First off, I’m pretty much done with being alive. I look all around me and all I am blinded by in my waking moments is a consumerist lifestyle that continues to propel me into my student loans. And when that is washed down the drain by my heavy, unbridled spending, I can stitch my eyes closed even further to the increasing debt as I dip my sticky fingers £2,000 deep into my overdraft.

All great. All deconstructed.

Let’s move on.

Since engaging in this broadcast state, where every self-obsessed waking thought is living and breathing on instagram, Facebook and so on; where you can see from the comfort of the own phone, which are all in their own self-righteous way apparently smart, what Jessica had for breakfast 2 seconds ago, I find it particularly difficult to allow anyone past a superficial level into my life.

Even so, I will always be envious of those who have the opportunity to be vulnerable with each other. To let people into their lives, knowing full well they will experience so much pain. An easy trade I believe if you understand the full scope of the liberation pain can bring. Healing rarely occurs without some form of pain beforehand and so in that sense, it is completely worth it. Scary in its own right. Not so common regardless but still, because of it, I feel indefinitely unloved as this is not something I have obvious capacity to achieve any time soon.

In the meantime, I’ve joined websites that will support my eccentric lifestyle of consuming drugs, both prescription and otherwise. A website where I will have my internal needs of being able to dump my emotional baggage onto another, a steady flow of validation despite the absolute ridiculous turmoil bouncing against my heart, all met.

An impossible illusion? Perhaps. I’m laughing.

Dataset excerpt »

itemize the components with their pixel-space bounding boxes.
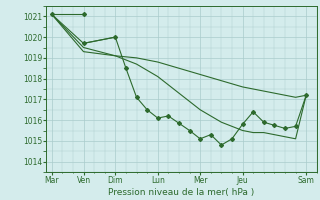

Do this »
Please copy the personal essay word for word, from "Even so, I will" to "any time soon.".

Reply to the exercise »
Even so, I will always be envious of those who have the opportunity to be vulnerable with each other. To let people into their lives, knowing full well they will experience so much pain. An easy trade I believe if you understand the full scope of the liberation pain can bring. Healing rarely occurs without some form of pain beforehand and so in that sense, it is completely worth it. Scary in its own right. Not so common regardless but still, because of it, I feel indefinitely unloved as this is not something I have obvious capacity to achieve any time soon.